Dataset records
↓

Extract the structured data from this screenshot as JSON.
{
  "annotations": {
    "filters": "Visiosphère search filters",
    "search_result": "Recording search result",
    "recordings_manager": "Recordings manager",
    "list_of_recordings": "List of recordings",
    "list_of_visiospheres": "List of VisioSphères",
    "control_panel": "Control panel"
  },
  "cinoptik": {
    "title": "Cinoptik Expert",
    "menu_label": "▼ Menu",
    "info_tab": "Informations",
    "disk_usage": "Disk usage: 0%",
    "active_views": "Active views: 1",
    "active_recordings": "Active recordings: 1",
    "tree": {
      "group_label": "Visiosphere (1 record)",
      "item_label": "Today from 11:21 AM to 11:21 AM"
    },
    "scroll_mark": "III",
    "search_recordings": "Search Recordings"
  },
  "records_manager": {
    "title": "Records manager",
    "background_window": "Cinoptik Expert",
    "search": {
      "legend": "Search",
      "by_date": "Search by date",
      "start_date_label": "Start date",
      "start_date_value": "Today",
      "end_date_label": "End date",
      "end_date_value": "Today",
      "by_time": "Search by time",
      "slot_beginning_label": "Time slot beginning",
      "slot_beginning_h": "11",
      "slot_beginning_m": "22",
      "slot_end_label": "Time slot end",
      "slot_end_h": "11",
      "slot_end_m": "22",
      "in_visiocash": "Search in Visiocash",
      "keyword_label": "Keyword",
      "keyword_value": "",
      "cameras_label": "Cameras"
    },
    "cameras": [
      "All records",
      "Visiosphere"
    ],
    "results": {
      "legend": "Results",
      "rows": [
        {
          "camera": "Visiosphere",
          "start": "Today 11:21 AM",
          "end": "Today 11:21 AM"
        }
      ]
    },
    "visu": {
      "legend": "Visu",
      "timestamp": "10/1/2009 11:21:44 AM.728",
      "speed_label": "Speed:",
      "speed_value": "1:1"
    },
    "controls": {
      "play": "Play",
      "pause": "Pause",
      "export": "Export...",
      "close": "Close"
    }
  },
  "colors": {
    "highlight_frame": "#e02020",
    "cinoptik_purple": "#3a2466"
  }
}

↑

**Aim**
Every record should be given again exactly.

**Response**
Extract the structured data from this screenshot as JSON.
{
  "annotations": {
    "filters": "Visiosphère search filters",
    "search_result": "Recording search result",
    "recordings_manager": "Recordings manager",
    "list_of_recordings": "List of recordings",
    "list_of_visiospheres": "List of VisioSphères",
    "control_panel": "Control panel"
  },
  "cinoptik": {
    "title": "Cinoptik Expert",
    "menu_label": "▼ Menu",
    "info_tab": "Informations",
    "disk_usage": "Disk usage: 0%",
    "active_views": "Active views: 1",
    "active_recordings": "Active recordings: 1",
    "tree": {
      "group_label": "Visiosphere (1 record)",
      "item_label": "Today from 11:21 AM to 11:21 AM"
    },
    "scroll_mark": "III",
    "search_recordings": "Search Recordings"
  },
  "records_manager": {
    "title": "Records manager",
    "background_window": "Cinoptik Expert",
    "search": {
      "legend": "Search",
      "by_date": "Search by date",
      "start_date_label": "Start date",
      "start_date_value": "Today",
      "end_date_label": "End date",
      "end_date_value": "Today",
      "by_time": "Search by time",
      "slot_beginning_label": "Time slot beginning",
      "slot_beginning_h": "11",
      "slot_beginning_m": "22",
      "slot_end_label": "Time slot end",
      "slot_end_h": "11",
      "slot_end_m": "22",
      "in_visiocash": "Search in Visiocash",
      "keyword_label": "Keyword",
      "keyword_value": "",
      "cameras_label": "Cameras"
    },
    "cameras": [
      "All records",
      "Visiosphere"
    ],
    "results": {
      "legend": "Results",
      "rows": [
        {
          "camera": "Visiosphere",
          "start": "Today 11:21 AM",
          "end": "Today 11:21 AM"
        }
      ]
    },
    "visu": {
      "legend": "Visu",
      "timestamp": "10/1/2009 11:21:44 AM.728",
      "speed_label": "Speed:",
      "speed_value": "1:1"
    },
    "controls": {
      "play": "Play",
      "pause": "Pause",
      "export": "Export...",
      "close": "Close"
    }
  },
  "colors": {
    "highlight_frame": "#e02020",
    "cinoptik_purple": "#3a2466"
  }
}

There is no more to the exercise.